- **INSTRUCTIONS TO FOLLOW**: Gather the lines from the material that contain "JSON".

- **RECORDS PROVIDED**:
* Begin *

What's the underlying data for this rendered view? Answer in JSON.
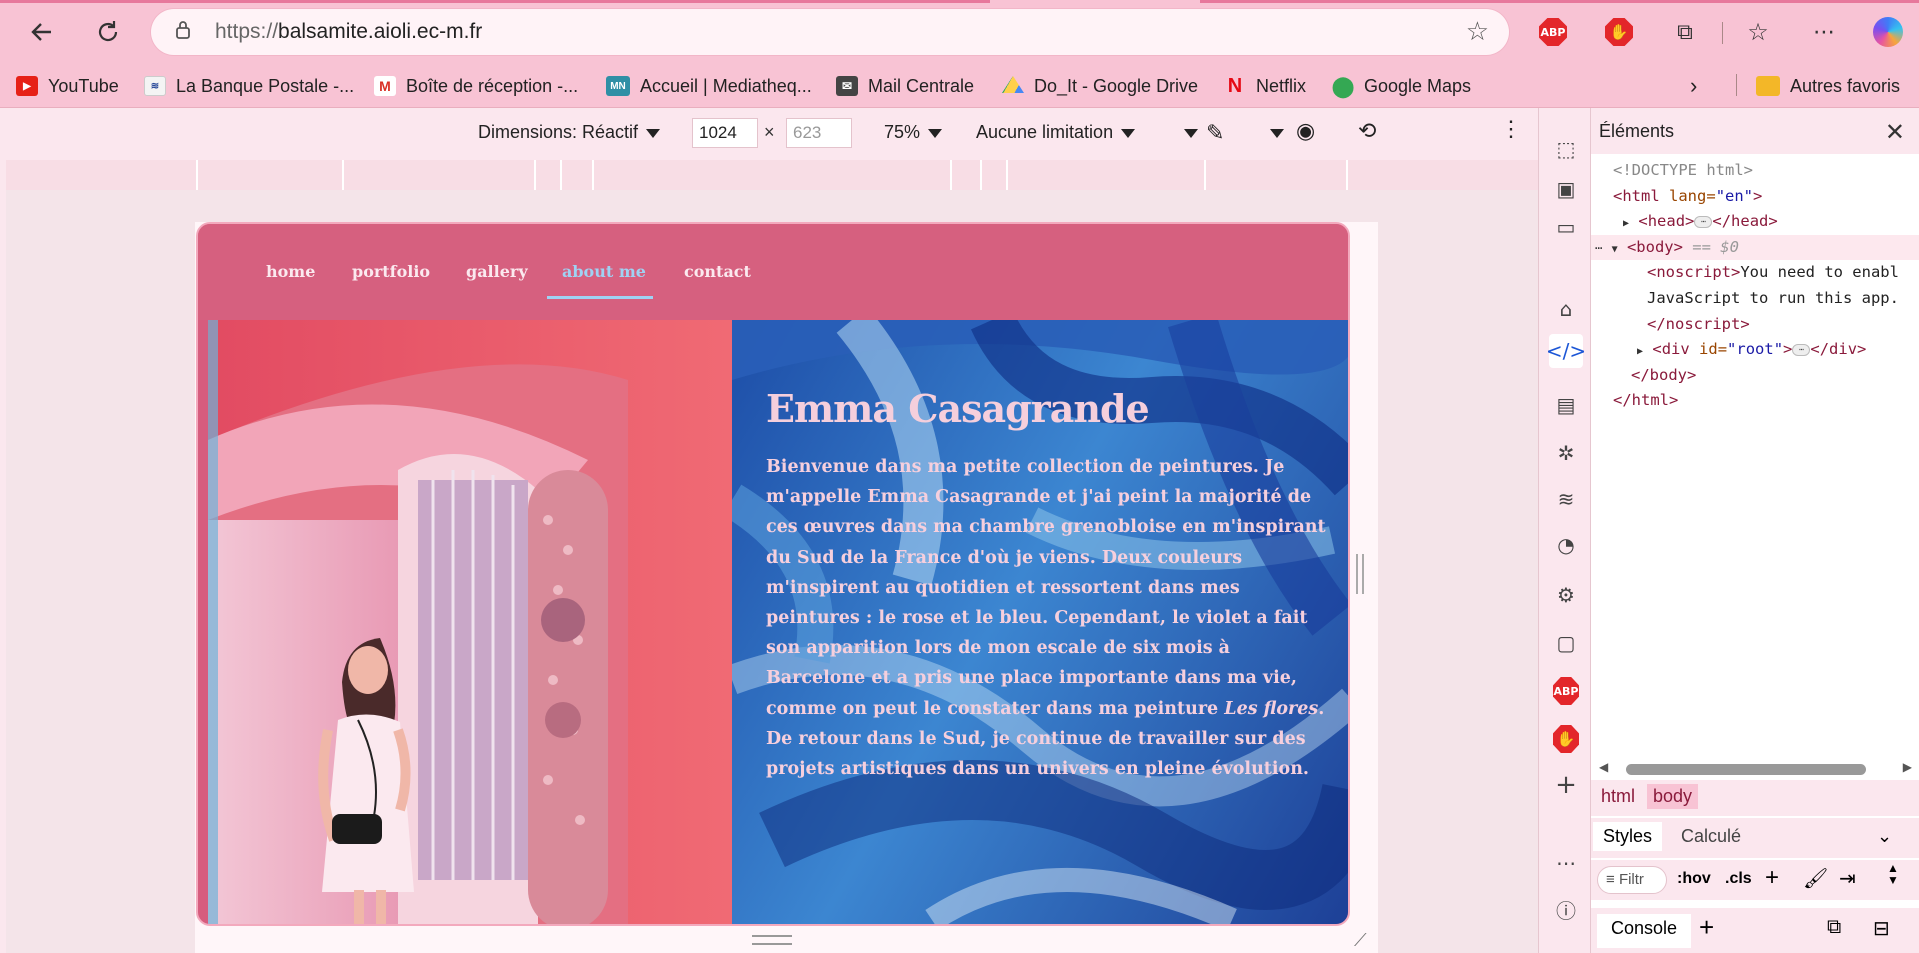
{
  "browser": {
    "url_prefix": "https://",
    "url_domain": "balsamite.aioli.ec-m.fr",
    "extensions": [
      "ABP",
      "ad-block-hand",
      "puzzle",
      "favorites",
      "more",
      "copilot"
    ]
  },
  "bookmarks": {
    "items": [
      {
        "label": "YouTube",
        "icon": "youtube-icon"
      },
      {
        "label": "La Banque Postale -...",
        "icon": "banque-postale-icon"
      },
      {
        "label": "Boîte de réception -...",
        "icon": "gmail-icon"
      },
      {
        "label": "Accueil | Mediatheq...",
        "icon": "mn-icon"
      },
      {
        "label": "Mail Centrale",
        "icon": "mail-icon"
      },
      {
        "label": "Do_It - Google Drive",
        "icon": "google-drive-icon"
      },
      {
        "label": "Netflix",
        "icon": "netflix-icon"
      },
      {
        "label": "Google Maps",
        "icon": "google-maps-icon"
      }
    ],
    "other": "Autres favoris"
  },
  "devtoolbar": {
    "dimensions": "Dimensions: Réactif",
    "width": "1024",
    "x": "×",
    "height_placeholder": "623",
    "zoom": "75%",
    "throttling": "Aucune limitation"
  },
  "site": {
    "nav": [
      "home",
      "portfolio",
      "gallery",
      "about me",
      "contact"
    ],
    "active_nav": "about me",
    "name": "Emma Casagrande",
    "bio_part1": "Bienvenue dans ma petite collection de peintures. Je m'appelle Emma Casagrande et j'ai peint la majorité de ces œuvres dans ma chambre grenobloise en m'inspirant du Sud de la France d'où je viens. Deux couleurs m'inspirent au quotidien et ressortent dans mes peintures : le rose et le bleu. Cependant, le violet a fait son apparition lors de mon escale de six mois à Barcelone et a pris une place importante dans ma vie, comme on peut le constater dans ma peinture ",
    "bio_italic": "Les flores",
    "bio_part2": ". De retour dans le Sud, je continue de travailler sur des projets artistiques dans un univers en pleine évolution."
  },
  "devtools": {
    "title": "Éléments",
    "code": {
      "doctype": "<!DOCTYPE html>",
      "html_open_tag": "<html",
      "html_lang_attr": "lang=",
      "html_lang_val": "\"en\"",
      "head_open": "<head>",
      "head_close": "</head>",
      "body_open": "<body>",
      "body_eq": "== $0",
      "noscript_open": "<noscript>",
      "noscript_text1": "You need to enabl",
      "noscript_text2": "JavaScript to run this app.",
      "noscript_close": "</noscript>",
      "div_open_tag": "<div",
      "div_id_attr": "id=",
      "div_id_val": "\"root\"",
      "div_close": "</div>",
      "body_close": "</body>",
      "html_close": "</html>",
      "gt": ">"
    },
    "breadcrumbs": [
      "html",
      "body"
    ],
    "style_tabs": [
      "Styles",
      "Calculé"
    ],
    "filter_placeholder": "Filtr",
    "hov": ":hov",
    "cls": ".cls",
    "console": "Console"
  },
  "colors": {
    "chrome_pink": "#f8c3d4",
    "site_nav_pink": "#d6607f",
    "active_nav_blue": "#9fd2f3",
    "hero_text_pink": "#f5cfdc"
  }
}
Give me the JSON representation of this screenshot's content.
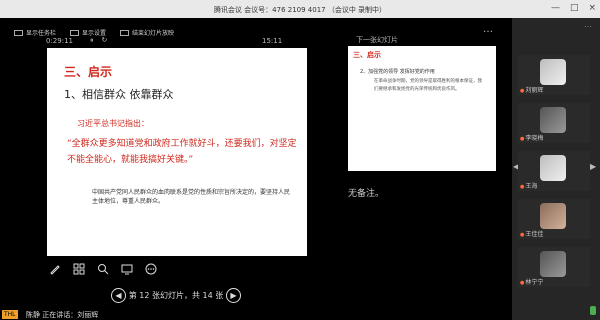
{
  "window": {
    "title": "腾讯会议 会议号：476 2109 4017 （会议中 录制中）",
    "buttons": [
      "—",
      "□",
      "×"
    ]
  },
  "toolbar": {
    "items": [
      {
        "label": "显示任务栏",
        "icon": "taskbar-icon"
      },
      {
        "label": "显示设置",
        "icon": "display-icon"
      },
      {
        "label": "结束幻灯片放映",
        "icon": "end-show-icon"
      }
    ],
    "more": "…"
  },
  "presenter": {
    "timer": "0:29:11",
    "timer_controls": [
      "⏸",
      "↻"
    ],
    "clock": "15:11"
  },
  "slide": {
    "heading": "三、启示",
    "subheading": "1、相信群众 依靠群众",
    "note": "习近平总书记指出：",
    "quote": "“全群众更多知道党和政府工作就好斗，还要我们，对坚定不能全能心，就能我搞好关键。”",
    "small": "中国共产党同人民群众的血肉联系是党的性质和宗旨所决定的，要坚持人民主体地位，尊重人民群众。"
  },
  "next": {
    "label": "下一张幻灯片",
    "heading": "三、启示",
    "subheading": "2、加强党的领导 发挥好党的作用",
    "body": "在革命战争时期，党的领导是取得胜利的根本保证，我们要继承和发扬党的光荣传统和优良作风。"
  },
  "notes_text": "无备注。",
  "tools": [
    "pen-icon",
    "grid-icon",
    "zoom-icon",
    "screen-icon",
    "more-icon"
  ],
  "pager": {
    "text": "第 12 张幻灯片，共 14 张",
    "prev": "◀",
    "next": "▶"
  },
  "sidebar": {
    "more": "…",
    "participants": [
      "刘丽辉",
      "李晓梅",
      "王海",
      "王佳佳",
      "林宁宁"
    ],
    "nav_prev": "◀",
    "nav_next": "▶"
  },
  "statusbar": {
    "badge": "THL",
    "text": "陈静 正在讲话：刘丽辉"
  }
}
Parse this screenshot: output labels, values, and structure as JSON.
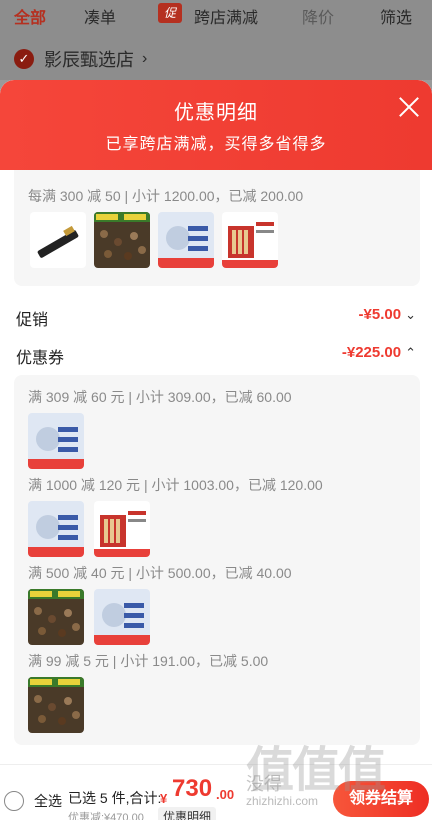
{
  "background": {
    "tabs": [
      "全部",
      "凑单",
      "促",
      "跨店满减",
      "降价",
      "筛选"
    ],
    "store_name": "影辰甄选店"
  },
  "sheet": {
    "title": "优惠明细",
    "subtitle": "已享跨店满减，买得多省得多"
  },
  "cross_store": {
    "label": "每满 300 减 50 | 小计 1200.00，已减 200.00"
  },
  "promo": {
    "label": "促销",
    "value": "-¥5.00"
  },
  "coupon": {
    "label": "优惠券",
    "value": "-¥225.00"
  },
  "coupon_groups": [
    {
      "label": "满 309 减 60 元 | 小计 309.00，已减 60.00"
    },
    {
      "label": "满 1000 减 120 元 | 小计 1003.00，已减 120.00"
    },
    {
      "label": "满 500 减 40 元 | 小计 500.00，已减 40.00"
    },
    {
      "label": "满 99 减 5 元 | 小计 191.00，已减 5.00"
    }
  ],
  "bottom": {
    "select_all": "全选",
    "summary": "已选 5 件,合计:",
    "yen": "¥",
    "total": "730",
    "total_decimal": ".00",
    "discount": "优惠减:¥470.00",
    "detail": "优惠明细",
    "checkout": "领券结算"
  },
  "watermark": {
    "big": "值值值",
    "small": "没得",
    "url": "zhizhizhi.com"
  },
  "colors": {
    "accent": "#ee3a30",
    "header": "#f5463a"
  }
}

* End *

- **REPLY**:
What's the underlying data for this rendered view? Answer in JSON.
Give me the JSON representation of this screenshot's content.
Parse this screenshot: output labels, values, and structure as JSON.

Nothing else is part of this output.